▸ Required work: Can you give all the records again without altering a single character?

Extracted records
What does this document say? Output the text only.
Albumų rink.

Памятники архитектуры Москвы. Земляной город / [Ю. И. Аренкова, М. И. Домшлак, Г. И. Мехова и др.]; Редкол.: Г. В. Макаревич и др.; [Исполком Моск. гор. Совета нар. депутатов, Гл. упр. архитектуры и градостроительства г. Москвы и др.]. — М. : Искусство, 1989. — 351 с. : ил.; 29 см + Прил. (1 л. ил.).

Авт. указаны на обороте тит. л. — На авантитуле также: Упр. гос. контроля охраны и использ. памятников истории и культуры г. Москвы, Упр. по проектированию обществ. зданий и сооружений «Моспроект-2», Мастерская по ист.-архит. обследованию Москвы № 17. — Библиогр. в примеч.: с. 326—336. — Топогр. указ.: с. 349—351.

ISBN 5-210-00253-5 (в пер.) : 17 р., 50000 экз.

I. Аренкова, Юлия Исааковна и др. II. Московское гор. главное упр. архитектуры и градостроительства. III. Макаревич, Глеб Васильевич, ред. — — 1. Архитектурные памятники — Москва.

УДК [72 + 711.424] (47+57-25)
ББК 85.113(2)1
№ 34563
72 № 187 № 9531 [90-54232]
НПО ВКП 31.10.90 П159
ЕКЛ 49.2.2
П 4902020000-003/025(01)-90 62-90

▸ Task solution:
What does this document say? Output the text only.
Albumų rink.

Памятники архитектуры Москвы. Земляной город / [Ю. И. Аренкова, М. И. Домшлак, Г. И. Мехова и др.]; Редкол.: Г. В. Макаревич и др.; [Исполком Моск. гор. Совета нар. депутатов, Гл. упр. архитектуры и градостроительства г. Москвы и др.]. — М. : Искусство, 1989. — 351 с. : ил.; 29 см + Прил. (1 л. ил.).

Авт. указаны на обороте тит. л. — На авантитуле также: Упр. гос. контроля охраны и использ. памятников истории и культуры г. Москвы, Упр. по проектированию обществ. зданий и сооружений «Моспроект-2», Мастерская по ист.-архит. обследованию Москвы № 17. — Библиогр. в примеч.: с. 326—336. — Топогр. указ.: с. 349—351.

ISBN 5-210-00253-5 (в пер.) : 17 р., 50000 экз.

I. Аренкова, Юлия Исааковна и др. II. Московское гор. главное упр. архитектуры и градостроительства. III. Макаревич, Глеб Васильевич, ред. — — 1. Архитектурные памятники — Москва.

УДК [72 + 711.424] (47+57-25)
ББК 85.113(2)1
№ 34563
72 № 187 № 9531 [90-54232]
НПО ВКП 31.10.90 П159
ЕКЛ 49.2.2
П 4902020000-003/025(01)-90 62-90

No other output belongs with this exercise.